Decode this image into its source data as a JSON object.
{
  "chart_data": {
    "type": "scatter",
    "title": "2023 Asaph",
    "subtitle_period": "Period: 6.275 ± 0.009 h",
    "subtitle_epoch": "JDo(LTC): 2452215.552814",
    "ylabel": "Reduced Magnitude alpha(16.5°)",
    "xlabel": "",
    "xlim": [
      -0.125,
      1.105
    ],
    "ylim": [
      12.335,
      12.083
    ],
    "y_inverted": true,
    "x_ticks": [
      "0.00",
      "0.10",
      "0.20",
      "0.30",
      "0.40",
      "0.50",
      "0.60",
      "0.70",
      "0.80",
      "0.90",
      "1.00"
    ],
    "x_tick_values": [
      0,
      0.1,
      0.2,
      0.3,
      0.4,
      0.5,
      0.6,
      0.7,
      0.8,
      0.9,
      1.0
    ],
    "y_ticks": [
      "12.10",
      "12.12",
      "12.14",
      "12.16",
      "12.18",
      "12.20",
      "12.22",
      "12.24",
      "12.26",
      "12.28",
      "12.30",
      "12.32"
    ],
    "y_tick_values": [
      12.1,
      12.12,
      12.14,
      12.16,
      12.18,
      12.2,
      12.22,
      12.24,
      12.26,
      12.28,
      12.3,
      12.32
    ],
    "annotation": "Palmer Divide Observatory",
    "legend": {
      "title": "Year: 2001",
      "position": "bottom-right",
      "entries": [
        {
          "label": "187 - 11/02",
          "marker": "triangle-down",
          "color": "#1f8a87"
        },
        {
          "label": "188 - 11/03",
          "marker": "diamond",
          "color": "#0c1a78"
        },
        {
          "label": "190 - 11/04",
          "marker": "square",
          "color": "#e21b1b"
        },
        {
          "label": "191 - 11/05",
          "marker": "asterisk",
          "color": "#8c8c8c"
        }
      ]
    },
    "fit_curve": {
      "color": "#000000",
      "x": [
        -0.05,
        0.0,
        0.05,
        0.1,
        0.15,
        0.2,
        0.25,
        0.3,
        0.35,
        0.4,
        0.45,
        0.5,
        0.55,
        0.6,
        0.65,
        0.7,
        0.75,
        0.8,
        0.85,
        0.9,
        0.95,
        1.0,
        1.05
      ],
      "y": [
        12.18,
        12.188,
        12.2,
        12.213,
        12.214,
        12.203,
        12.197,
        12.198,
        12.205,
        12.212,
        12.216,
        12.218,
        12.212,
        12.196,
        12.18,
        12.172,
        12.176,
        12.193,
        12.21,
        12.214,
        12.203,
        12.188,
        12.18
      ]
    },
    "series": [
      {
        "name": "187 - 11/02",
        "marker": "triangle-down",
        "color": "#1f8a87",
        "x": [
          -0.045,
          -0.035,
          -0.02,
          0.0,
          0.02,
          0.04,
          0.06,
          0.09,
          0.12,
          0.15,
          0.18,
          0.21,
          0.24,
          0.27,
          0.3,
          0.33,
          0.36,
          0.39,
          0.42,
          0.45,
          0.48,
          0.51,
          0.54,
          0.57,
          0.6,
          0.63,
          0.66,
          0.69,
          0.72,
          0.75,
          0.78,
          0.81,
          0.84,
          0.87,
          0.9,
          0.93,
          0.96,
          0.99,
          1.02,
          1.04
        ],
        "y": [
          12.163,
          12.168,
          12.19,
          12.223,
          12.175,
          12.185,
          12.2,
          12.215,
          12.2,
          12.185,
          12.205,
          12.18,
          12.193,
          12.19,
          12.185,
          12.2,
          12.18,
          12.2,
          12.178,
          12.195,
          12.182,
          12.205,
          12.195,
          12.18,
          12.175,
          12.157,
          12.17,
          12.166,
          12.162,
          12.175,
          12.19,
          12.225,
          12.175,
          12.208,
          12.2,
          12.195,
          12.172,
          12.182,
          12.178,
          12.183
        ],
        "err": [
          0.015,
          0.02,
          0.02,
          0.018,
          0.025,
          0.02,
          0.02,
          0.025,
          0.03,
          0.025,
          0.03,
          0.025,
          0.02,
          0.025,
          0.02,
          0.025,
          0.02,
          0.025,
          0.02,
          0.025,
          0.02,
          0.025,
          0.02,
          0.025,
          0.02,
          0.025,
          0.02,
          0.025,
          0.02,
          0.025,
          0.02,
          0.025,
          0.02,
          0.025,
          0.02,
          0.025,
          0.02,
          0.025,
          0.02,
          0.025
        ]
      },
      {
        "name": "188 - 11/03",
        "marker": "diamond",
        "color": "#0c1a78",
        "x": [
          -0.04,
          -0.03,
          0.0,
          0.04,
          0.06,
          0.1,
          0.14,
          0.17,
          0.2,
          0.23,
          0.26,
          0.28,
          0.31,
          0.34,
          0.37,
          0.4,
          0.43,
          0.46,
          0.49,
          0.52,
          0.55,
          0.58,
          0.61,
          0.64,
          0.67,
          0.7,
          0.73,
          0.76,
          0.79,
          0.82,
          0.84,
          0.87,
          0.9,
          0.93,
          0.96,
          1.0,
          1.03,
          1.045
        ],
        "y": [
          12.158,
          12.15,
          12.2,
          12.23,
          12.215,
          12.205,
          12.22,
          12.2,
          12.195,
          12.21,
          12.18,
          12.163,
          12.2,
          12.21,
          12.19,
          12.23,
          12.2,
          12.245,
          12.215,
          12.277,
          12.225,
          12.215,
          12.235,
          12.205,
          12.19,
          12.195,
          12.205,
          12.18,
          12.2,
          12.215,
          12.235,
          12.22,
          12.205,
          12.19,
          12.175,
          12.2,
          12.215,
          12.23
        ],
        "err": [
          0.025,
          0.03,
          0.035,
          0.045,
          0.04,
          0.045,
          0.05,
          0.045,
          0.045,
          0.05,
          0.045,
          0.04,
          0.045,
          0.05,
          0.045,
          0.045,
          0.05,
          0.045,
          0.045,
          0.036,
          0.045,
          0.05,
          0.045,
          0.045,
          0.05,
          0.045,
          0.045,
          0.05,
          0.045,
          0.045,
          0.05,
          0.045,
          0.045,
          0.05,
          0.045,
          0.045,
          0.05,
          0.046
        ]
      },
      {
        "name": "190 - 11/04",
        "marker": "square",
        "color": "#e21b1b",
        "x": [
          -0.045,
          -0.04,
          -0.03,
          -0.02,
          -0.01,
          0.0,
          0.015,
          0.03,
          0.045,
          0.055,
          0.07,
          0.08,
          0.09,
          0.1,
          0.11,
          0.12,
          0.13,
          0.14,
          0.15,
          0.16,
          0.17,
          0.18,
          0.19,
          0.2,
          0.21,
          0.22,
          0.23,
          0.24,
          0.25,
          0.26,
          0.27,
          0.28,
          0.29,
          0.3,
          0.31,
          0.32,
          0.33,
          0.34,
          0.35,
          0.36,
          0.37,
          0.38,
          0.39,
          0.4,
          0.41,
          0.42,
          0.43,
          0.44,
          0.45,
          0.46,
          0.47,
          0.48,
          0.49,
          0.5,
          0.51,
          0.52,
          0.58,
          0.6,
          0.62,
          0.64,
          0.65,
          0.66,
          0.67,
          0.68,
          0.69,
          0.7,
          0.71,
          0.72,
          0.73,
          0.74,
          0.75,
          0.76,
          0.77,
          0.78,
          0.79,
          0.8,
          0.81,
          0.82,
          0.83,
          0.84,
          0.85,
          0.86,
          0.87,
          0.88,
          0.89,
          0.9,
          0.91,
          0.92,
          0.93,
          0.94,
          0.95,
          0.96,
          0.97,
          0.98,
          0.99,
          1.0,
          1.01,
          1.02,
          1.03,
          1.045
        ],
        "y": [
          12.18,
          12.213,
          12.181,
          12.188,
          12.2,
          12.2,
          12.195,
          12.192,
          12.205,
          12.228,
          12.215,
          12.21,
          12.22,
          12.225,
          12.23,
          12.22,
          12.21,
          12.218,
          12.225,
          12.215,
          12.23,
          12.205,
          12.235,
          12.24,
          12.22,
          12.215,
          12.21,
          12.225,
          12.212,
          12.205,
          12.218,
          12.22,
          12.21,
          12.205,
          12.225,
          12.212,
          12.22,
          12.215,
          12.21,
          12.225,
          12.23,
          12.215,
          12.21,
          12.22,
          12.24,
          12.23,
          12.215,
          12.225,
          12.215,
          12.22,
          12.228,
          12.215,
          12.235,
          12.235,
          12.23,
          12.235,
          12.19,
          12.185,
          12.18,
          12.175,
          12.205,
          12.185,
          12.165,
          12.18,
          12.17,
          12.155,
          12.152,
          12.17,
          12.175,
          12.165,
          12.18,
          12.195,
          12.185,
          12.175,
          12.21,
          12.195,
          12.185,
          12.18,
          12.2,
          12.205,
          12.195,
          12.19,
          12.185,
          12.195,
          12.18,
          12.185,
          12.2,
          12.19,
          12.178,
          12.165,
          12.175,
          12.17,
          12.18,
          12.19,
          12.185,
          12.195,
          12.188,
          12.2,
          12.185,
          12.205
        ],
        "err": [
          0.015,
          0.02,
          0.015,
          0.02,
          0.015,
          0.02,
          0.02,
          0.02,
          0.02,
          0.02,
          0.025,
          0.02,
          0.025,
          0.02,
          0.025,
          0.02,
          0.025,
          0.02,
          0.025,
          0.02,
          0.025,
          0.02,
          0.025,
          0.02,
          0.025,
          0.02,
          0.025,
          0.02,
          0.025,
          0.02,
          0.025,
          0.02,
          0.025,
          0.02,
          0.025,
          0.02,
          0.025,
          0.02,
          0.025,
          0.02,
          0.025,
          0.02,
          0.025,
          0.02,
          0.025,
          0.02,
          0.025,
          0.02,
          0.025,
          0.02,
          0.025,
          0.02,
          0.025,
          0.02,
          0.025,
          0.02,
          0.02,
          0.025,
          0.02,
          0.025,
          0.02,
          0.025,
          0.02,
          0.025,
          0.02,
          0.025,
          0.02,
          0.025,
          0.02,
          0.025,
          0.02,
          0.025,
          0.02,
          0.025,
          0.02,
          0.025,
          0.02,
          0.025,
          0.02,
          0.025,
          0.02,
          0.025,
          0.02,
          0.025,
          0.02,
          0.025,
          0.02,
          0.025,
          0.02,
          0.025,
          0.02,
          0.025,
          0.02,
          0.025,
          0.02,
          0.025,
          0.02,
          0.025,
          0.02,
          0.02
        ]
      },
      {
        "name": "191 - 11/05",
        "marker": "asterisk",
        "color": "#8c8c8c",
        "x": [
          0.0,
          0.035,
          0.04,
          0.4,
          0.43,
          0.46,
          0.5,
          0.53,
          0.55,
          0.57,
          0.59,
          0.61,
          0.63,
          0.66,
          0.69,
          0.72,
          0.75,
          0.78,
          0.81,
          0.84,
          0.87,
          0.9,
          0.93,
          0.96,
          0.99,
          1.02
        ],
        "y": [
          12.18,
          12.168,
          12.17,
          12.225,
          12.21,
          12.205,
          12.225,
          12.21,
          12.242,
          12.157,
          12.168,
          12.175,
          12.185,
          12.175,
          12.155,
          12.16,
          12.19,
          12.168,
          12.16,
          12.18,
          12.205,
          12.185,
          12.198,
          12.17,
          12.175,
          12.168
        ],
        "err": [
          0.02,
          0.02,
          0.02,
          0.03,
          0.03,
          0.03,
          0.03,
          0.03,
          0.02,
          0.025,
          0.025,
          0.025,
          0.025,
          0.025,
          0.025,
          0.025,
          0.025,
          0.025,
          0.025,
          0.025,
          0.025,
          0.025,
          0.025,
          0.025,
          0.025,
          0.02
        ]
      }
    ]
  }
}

++++++++++++++++++++

Show all lines in the entries above where the string "name" appears.

        "name": "187 - 11/02",
        "name": "188 - 11/03",
        "name": "190 - 11/04",
        "name": "191 - 11/05",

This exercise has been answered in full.